### TASK BRIEF:
Give the count of lines containing the string "craton", with no other output.

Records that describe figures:

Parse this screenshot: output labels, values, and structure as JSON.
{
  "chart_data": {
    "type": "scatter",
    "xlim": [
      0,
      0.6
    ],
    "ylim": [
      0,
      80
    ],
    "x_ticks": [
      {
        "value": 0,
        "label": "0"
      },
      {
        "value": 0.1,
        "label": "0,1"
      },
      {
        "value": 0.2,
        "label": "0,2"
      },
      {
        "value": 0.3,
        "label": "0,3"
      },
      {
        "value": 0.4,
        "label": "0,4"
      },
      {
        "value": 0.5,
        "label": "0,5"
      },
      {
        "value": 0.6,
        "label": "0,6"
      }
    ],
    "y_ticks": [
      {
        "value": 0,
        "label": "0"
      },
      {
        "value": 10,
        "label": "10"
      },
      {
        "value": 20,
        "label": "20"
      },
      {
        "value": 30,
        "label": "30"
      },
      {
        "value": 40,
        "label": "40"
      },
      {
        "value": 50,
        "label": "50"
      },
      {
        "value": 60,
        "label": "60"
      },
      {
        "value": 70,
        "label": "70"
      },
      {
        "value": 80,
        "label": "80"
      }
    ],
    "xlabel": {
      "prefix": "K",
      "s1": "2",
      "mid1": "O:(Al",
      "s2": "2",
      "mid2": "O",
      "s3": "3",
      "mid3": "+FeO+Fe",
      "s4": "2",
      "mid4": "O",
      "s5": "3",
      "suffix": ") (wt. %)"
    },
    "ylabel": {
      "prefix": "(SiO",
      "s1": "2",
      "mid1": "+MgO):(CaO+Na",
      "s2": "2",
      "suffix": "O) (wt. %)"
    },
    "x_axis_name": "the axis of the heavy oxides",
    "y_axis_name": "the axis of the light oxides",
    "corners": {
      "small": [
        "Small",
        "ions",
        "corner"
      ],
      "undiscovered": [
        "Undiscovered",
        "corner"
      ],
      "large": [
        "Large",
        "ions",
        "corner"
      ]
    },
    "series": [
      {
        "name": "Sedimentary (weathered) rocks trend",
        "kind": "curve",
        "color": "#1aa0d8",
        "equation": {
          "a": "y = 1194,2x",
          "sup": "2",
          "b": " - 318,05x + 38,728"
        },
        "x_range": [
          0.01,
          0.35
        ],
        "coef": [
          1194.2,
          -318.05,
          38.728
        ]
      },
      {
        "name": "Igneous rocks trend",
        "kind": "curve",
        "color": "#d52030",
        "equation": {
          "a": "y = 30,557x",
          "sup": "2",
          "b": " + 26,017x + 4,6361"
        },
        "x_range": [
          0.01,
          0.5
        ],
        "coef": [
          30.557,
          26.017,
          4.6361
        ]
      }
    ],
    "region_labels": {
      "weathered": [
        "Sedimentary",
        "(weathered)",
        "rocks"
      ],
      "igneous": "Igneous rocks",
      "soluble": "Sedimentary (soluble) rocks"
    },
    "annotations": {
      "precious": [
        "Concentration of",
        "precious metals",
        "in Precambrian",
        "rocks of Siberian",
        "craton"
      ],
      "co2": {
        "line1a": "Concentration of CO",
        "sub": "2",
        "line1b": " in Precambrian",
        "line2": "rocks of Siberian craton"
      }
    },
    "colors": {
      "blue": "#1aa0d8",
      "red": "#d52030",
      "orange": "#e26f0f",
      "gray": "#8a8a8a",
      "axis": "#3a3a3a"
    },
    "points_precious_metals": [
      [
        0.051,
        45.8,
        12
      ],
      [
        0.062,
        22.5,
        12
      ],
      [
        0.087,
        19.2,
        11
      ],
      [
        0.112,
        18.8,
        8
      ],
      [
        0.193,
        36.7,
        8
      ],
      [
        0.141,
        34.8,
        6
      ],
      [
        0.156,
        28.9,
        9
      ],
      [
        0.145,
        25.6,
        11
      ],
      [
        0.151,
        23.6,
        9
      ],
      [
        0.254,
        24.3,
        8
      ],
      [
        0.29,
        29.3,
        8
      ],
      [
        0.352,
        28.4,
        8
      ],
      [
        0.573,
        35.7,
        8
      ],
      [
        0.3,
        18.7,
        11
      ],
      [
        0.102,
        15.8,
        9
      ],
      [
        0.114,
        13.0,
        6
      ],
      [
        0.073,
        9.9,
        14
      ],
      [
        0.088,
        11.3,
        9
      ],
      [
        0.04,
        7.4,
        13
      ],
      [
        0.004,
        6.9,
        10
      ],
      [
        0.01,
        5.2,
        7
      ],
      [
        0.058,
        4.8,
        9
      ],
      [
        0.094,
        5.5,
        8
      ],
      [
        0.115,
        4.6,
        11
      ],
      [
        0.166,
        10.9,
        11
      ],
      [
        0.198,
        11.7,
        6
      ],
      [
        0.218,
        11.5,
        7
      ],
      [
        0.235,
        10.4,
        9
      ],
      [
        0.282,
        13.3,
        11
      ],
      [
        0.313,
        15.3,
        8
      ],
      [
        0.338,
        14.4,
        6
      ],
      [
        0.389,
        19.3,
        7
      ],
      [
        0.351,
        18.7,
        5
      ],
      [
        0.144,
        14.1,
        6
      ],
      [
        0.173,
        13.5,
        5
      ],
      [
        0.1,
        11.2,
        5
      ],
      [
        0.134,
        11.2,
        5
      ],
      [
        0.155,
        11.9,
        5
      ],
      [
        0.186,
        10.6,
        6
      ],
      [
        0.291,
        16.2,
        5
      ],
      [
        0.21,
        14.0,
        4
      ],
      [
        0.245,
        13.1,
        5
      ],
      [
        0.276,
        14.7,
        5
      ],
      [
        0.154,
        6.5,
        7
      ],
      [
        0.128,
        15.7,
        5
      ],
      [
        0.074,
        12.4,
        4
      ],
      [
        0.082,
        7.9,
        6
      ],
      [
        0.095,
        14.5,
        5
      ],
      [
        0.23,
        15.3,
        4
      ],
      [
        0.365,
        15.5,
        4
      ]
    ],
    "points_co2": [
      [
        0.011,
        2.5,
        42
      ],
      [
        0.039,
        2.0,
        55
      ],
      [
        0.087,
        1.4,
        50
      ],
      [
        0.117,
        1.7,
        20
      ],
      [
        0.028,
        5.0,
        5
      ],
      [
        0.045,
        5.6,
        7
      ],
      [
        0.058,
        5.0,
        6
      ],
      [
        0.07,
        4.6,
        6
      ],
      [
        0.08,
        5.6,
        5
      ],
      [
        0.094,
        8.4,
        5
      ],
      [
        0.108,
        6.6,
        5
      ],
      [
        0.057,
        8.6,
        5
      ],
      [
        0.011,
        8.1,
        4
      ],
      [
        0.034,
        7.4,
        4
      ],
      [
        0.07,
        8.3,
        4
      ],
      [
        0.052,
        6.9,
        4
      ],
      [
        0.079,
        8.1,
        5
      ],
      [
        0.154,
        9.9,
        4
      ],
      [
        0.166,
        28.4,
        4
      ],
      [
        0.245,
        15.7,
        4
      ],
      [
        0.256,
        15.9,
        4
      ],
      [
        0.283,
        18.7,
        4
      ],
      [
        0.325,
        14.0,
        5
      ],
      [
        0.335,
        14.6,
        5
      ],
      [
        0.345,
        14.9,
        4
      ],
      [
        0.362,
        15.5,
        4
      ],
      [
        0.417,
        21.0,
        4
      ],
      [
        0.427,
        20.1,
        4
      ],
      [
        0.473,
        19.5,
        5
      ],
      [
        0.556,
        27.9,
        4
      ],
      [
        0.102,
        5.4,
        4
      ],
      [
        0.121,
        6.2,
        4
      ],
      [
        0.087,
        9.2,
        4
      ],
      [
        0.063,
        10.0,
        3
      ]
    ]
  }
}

==

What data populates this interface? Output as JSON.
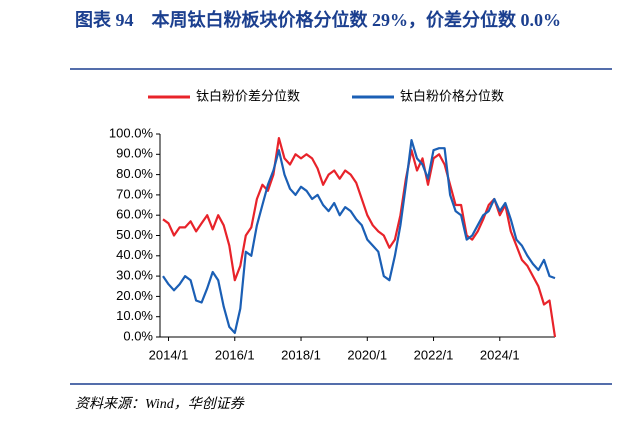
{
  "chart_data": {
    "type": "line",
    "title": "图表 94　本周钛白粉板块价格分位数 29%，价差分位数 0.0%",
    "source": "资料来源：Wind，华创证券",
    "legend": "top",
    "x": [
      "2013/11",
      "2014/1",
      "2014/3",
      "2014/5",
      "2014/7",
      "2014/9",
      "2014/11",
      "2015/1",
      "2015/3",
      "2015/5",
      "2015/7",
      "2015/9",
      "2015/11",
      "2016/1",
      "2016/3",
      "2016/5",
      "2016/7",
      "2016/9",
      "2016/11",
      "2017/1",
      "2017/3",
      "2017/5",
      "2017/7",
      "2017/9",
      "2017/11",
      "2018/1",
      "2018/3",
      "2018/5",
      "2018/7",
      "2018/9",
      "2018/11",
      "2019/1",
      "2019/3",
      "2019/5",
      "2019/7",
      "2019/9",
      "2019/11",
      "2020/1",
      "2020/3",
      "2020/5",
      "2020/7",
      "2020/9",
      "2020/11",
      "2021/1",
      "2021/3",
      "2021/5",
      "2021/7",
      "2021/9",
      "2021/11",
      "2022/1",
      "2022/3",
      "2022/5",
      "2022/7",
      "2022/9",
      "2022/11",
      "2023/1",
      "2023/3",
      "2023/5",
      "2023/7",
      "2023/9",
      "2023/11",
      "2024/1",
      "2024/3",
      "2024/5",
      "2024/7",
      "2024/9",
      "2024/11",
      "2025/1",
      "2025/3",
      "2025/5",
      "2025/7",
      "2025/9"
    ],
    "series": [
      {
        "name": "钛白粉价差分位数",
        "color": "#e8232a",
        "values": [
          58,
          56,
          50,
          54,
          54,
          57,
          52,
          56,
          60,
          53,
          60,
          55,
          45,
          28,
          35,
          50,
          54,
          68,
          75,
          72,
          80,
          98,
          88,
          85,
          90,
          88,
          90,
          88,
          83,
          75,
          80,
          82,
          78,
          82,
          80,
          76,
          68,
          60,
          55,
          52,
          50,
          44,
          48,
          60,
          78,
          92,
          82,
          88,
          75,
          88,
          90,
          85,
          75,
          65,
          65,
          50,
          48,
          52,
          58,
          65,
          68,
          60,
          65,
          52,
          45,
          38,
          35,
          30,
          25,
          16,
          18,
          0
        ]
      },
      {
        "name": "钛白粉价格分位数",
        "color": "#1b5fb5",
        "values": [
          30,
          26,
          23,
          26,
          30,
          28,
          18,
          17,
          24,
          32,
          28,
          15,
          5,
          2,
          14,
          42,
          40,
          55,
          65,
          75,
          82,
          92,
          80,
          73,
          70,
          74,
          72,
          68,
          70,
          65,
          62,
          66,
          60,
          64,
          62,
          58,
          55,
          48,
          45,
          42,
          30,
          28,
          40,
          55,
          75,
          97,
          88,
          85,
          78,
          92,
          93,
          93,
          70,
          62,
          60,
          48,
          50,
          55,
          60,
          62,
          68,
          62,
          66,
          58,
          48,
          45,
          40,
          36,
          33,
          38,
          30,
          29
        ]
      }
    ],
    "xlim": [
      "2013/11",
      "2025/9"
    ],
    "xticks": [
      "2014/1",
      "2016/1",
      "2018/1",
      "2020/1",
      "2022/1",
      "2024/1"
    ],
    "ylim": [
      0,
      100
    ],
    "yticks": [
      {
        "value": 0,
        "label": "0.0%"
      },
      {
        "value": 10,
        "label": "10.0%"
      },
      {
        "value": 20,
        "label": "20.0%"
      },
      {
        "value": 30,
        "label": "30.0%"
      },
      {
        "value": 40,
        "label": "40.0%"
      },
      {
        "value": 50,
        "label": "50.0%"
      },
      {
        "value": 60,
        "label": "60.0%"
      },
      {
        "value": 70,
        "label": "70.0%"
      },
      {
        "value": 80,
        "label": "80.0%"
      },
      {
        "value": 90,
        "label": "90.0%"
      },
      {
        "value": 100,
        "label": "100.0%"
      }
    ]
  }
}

### EXERCISE SOLUTION:
2